--- START ---
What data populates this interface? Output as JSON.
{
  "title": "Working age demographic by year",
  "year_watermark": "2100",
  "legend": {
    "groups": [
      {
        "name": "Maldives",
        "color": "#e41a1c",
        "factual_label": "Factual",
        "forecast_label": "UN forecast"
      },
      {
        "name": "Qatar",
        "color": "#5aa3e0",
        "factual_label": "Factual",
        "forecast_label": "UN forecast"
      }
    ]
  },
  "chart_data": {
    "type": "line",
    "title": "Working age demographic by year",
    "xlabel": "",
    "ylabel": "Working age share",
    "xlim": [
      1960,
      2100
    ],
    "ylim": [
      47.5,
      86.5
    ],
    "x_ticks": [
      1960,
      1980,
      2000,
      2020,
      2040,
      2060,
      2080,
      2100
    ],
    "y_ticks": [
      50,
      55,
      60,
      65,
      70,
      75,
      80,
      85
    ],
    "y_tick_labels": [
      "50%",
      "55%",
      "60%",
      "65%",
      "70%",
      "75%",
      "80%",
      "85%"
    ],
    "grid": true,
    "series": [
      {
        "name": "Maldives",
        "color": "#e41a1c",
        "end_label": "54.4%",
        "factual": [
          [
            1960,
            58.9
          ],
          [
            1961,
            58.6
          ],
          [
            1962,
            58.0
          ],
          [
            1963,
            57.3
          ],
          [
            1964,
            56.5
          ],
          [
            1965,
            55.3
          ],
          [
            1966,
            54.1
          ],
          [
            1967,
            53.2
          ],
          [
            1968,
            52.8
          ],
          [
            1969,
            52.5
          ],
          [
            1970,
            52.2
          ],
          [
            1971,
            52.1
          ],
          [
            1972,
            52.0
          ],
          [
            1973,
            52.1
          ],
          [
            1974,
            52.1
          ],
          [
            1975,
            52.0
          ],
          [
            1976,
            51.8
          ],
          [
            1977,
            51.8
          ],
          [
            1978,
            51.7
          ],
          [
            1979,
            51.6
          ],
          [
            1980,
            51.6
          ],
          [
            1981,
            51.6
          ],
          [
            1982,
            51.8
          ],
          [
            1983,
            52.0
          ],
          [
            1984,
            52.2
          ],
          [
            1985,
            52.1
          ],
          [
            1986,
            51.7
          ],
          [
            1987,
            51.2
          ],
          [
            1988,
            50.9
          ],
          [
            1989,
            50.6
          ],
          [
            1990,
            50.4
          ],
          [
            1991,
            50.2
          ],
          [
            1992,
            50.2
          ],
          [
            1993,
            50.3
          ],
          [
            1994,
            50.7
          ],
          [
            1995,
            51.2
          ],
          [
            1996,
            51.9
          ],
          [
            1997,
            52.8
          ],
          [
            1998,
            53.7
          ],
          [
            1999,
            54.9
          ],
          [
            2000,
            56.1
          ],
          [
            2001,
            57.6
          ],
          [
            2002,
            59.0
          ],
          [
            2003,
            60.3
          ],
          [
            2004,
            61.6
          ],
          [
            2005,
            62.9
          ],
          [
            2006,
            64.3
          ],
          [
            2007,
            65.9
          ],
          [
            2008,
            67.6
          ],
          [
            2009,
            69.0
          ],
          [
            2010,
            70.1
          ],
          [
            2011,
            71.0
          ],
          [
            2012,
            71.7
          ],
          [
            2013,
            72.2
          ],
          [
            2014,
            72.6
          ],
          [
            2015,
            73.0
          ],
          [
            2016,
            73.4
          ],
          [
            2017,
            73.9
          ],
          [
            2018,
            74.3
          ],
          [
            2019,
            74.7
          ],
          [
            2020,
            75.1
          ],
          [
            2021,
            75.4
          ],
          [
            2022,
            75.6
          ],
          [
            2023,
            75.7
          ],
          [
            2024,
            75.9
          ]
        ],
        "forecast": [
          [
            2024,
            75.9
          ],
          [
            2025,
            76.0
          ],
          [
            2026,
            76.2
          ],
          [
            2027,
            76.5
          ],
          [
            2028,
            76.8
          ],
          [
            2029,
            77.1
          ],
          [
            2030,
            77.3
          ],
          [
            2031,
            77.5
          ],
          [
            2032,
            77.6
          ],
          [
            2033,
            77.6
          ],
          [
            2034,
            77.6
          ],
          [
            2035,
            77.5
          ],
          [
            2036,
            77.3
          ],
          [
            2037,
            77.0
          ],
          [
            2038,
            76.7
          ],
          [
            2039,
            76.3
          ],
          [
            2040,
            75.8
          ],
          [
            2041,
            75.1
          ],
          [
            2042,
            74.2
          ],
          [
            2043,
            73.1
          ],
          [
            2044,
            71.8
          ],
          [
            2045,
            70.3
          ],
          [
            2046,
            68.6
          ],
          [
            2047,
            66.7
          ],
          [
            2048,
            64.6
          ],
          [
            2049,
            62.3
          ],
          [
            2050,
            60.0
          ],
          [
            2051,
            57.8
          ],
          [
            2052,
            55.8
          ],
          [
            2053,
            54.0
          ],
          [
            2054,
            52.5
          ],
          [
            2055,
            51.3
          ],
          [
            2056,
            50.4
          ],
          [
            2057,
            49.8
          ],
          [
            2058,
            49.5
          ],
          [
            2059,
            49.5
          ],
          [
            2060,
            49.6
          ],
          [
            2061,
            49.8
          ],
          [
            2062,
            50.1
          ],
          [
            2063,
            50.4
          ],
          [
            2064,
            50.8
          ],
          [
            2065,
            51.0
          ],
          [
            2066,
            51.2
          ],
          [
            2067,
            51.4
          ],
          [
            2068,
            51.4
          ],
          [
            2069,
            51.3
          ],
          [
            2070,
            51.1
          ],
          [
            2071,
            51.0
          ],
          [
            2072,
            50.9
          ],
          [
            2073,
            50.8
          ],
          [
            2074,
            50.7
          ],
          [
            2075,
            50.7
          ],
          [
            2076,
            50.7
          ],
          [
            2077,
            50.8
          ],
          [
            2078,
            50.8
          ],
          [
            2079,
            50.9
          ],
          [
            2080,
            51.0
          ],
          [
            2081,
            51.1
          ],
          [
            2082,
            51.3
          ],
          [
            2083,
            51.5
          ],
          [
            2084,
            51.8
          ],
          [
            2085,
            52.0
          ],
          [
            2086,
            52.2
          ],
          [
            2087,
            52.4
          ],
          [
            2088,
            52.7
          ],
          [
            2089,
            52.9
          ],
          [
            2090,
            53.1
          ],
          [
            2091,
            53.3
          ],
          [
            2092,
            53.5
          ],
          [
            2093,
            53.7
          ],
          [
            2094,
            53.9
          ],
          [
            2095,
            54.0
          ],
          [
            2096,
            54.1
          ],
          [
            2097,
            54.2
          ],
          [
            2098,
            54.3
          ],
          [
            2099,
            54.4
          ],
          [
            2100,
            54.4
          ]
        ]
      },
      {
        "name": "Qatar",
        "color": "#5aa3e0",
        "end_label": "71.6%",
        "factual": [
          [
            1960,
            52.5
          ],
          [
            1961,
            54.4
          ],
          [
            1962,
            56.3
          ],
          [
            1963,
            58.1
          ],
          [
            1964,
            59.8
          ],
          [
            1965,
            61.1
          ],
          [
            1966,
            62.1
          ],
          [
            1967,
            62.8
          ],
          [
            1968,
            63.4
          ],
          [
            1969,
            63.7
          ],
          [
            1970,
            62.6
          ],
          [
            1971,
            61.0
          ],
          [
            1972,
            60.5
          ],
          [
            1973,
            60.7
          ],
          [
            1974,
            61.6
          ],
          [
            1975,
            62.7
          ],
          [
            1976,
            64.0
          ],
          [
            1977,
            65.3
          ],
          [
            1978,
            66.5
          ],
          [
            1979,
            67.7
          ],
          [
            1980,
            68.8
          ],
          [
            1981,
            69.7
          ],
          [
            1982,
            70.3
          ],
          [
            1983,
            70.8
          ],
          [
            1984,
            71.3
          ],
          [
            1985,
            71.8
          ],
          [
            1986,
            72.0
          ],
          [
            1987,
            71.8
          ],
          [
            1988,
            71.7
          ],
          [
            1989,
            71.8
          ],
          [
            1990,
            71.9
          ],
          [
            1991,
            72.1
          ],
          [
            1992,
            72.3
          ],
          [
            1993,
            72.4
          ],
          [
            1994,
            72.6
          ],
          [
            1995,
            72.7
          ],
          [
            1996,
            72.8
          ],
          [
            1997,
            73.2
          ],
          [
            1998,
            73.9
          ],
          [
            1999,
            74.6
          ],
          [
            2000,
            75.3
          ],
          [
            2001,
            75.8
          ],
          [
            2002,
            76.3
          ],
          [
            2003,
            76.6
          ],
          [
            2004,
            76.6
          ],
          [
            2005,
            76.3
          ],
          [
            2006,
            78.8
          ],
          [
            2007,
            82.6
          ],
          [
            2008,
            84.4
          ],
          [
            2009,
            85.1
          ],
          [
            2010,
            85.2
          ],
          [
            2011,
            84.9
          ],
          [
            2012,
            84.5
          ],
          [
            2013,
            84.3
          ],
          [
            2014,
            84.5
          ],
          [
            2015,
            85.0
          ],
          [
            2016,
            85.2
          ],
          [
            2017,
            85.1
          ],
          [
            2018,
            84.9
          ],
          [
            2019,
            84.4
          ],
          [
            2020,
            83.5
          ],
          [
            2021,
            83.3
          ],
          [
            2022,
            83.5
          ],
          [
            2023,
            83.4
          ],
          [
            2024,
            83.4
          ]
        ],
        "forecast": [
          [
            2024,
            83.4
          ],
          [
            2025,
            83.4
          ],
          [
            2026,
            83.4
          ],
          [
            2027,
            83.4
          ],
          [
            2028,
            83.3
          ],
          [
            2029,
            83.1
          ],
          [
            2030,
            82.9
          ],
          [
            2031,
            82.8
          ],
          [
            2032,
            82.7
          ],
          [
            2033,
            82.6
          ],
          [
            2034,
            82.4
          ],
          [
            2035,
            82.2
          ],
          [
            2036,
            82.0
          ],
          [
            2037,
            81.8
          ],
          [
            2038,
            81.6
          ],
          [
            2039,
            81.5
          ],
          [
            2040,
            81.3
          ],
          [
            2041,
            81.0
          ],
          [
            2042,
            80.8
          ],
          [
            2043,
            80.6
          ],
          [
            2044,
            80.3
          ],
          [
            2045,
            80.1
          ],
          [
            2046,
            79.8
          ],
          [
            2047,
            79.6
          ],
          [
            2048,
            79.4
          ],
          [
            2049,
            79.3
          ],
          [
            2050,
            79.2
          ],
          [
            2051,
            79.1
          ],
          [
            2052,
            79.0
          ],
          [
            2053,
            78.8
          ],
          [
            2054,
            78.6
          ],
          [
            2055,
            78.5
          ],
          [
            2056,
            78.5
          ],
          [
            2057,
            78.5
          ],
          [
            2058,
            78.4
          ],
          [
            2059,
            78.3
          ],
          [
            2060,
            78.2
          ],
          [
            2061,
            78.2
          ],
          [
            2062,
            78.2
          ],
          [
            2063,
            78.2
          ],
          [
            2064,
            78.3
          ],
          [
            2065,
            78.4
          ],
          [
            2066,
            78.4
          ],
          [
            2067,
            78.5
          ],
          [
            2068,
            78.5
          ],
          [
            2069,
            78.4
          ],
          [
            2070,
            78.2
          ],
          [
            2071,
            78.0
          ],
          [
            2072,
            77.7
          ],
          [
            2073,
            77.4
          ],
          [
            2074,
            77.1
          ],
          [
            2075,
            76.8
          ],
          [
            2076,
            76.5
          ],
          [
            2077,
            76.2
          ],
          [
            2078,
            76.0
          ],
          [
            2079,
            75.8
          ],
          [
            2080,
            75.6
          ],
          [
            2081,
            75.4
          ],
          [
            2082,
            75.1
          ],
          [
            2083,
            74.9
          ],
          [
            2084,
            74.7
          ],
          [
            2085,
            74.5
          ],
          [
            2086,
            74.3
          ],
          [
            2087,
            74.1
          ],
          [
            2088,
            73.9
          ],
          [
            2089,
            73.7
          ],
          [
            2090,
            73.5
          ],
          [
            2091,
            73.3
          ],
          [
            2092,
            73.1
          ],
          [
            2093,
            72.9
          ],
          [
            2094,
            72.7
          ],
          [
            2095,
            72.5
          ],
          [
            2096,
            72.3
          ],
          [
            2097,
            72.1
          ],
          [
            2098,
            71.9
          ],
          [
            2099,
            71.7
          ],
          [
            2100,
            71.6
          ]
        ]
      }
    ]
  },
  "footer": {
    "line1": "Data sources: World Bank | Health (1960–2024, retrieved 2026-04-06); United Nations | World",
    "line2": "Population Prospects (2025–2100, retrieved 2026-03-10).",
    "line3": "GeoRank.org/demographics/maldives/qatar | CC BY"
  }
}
--- END ---
> _EXERCISE GOAL_:
Report the number of lines in the listing where the string "Working" appears, and nothing besides.

> _FINAL RESULT_:
3